| O QUE FAZER |
a. Liste todas as siglas de partidos políticos que aparecem na entrevista.
b. Diga se cada afirmação abaixo concorda com a entrevista, respondendo sim ou não e citando as palavras que decidem: (i) Malfitani começou a nova profissão como militante do PT; (ii) segundo Malfitani, quem não gosta de um político pode devolvê-lo como se faz com um produto; (iii) a palestra em que ele ouviu a publicitária foi na PUC.
c. Reproduza da entrevista, sem mudar nada, o trecho que vai de "Chico Malfitani" até "Mac, globalizaram tudo.".

| TRECHO DA FONTE |
Sobra desilusão também com o PT, partido no qual iniciou a nova profissão como militante.
"Fui afastado das campanhas do PT acusado de "despolitizante", sem ideologia, agora o Duda Mendonça orienta o discurso do partido, escolhe o vice de Lula [sobre a polêmica acerca do senador José Alencar, do PL mineiro" e manda José Genoino [candidato do PT ao governo paulista" prometer a Rota nas ruas, para bater em pobre", disse.
Leia a seguir os principais trechos da entrevista:
 

Folha -Por que resolveu, para usar uma expressão popular, "cuspir no prato que comeu?"
Chico Malfitani
- A mentira chegou a um grau insuportável. A gente enganando o povo leva a uma profunda desilusão com a politica. Por isso que faço a reflexão agora. É um crime que põe em risco a própria democracia, ainda mais em um país com tradição de golpes como este. É um crime. Os marqueteiros estão ajudando a radicalizar a idéia de que todos os políticos são iguais. Porque as campanhas são as mesmas, tudo Big Mac, globalizaram tudo.

Folha - Mas teria outro jeito, já que se trata de publicidade. Não faz parte da natureza publicitária?
Malfitani
- Tem como fazer um programa que não faça o povo de bobo, sem mentiras e que não seja chato. A publicidade de produtos também vende mentira, mas tem uma diferença: se eu não gostar da cerveja, eu troco por outra. Se eu não gostar das Havaianas, eu troco pela Raider. O político, não. Você vai ter de ficar os quatro anos com ele. Não tem devolução. Daí o tamanho da responsabilidade da gente. Não pode ser Pôncio Pilatos, lavar as mãos e dizer que é um trabalho como outro qualquer. Não é. É muito diferente.

Folha - Acha que seria o caso de criar um Conar (o conselho que regulamenta a publicidade de produtos) para a propaganda política?
Malfitani
- Do jeito que anda a coisa, deveriam criar um organismo de controle, sim. Rigoroso. Nesse sentido é que resolvi fazer essa alerta. Outro dia, numa palestra na PUC (Pontifícia Universidade Católica), ouvia uma publicitária, que trabalha com o Nizan [Guanaes" dizer como se fazia uma campanha política.
Primeiro faz uma pesquisa, vê o que o povo quer ouvir, aí manda o candidato dizer isso e aquilo. Aí eu gritei: pára, pára, pára. Esse esquema virou uma coisa normal, ninguém mais estranha.

Folha - Em que momento você se sentiu enganando o povo?
Malfitani
- Eu quando enganei -ou hipocritamente ou inocentemente-, na campanha que fiz para o Rossi [Francisco Rossi, candidato do PDT ao governo de São Paulo em 98", eu tentei, do jeito mais mambembe que podia ser, pedir perdão pelo erro.

| MATERIAL |

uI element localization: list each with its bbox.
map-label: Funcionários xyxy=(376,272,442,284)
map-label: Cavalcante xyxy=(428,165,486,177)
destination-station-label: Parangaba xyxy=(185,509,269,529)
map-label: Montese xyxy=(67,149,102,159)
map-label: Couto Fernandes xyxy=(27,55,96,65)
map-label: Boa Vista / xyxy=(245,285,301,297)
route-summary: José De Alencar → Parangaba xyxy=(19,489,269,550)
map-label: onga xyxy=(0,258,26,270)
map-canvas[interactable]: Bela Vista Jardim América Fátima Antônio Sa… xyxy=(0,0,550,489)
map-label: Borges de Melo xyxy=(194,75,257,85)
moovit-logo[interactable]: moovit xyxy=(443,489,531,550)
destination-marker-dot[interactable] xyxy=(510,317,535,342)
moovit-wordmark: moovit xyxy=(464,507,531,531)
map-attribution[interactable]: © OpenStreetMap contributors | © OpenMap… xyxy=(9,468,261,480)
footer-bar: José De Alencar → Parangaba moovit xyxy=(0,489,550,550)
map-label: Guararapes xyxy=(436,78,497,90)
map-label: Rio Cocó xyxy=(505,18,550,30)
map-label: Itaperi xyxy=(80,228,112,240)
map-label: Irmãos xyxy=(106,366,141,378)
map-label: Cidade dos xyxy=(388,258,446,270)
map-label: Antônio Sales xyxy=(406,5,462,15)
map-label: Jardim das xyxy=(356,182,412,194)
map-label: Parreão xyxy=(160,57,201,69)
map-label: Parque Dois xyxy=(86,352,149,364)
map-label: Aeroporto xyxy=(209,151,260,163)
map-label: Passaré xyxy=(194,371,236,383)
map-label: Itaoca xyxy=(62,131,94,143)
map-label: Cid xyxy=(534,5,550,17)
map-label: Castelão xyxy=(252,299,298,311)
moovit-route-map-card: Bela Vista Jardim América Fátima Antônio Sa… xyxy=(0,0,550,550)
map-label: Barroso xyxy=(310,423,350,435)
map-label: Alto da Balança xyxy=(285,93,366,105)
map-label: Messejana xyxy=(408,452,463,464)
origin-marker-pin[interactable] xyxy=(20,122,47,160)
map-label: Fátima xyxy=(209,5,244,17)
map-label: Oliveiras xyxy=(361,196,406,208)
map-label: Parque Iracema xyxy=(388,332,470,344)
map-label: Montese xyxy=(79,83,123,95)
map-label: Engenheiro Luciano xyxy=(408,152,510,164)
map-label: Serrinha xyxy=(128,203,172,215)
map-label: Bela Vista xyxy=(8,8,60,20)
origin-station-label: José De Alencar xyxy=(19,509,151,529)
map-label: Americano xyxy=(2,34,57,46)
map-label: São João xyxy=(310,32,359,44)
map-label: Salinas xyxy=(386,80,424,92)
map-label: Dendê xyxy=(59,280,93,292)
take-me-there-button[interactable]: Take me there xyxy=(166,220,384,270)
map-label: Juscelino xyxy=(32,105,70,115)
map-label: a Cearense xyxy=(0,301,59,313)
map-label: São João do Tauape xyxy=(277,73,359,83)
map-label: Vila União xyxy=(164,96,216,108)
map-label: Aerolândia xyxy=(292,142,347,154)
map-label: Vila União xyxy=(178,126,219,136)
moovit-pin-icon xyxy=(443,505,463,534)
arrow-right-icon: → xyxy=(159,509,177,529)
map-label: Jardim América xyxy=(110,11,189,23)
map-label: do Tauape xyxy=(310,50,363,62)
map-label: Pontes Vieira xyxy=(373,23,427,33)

| RESPOSTAS DO EXERCÍCIO |
a. PT, PL, PDT

b.
(i) Sim: "partido no qual iniciou a nova profissão como militante"
(ii) Não: "Você vai ter de ficar os quatro anos com ele. Não tem devolução."
(iii) Sim: "numa palestra na PUC (Pontifícia Universidade Católica)"

c.
Chico Malfitani
- A mentira chegou a um grau insuportável. A gente enganando o povo leva a uma profunda desilusão com a politica. Por isso que faço a reflexão agora. É um crime que põe em risco a própria democracia, ainda mais em um país com tradição de golpes como este. É um crime. Os marqueteiros estão ajudando a radicalizar a idéia de que todos os políticos são iguais. Porque as campanhas são as mesmas, tudo Big Mac, globalizaram tudo.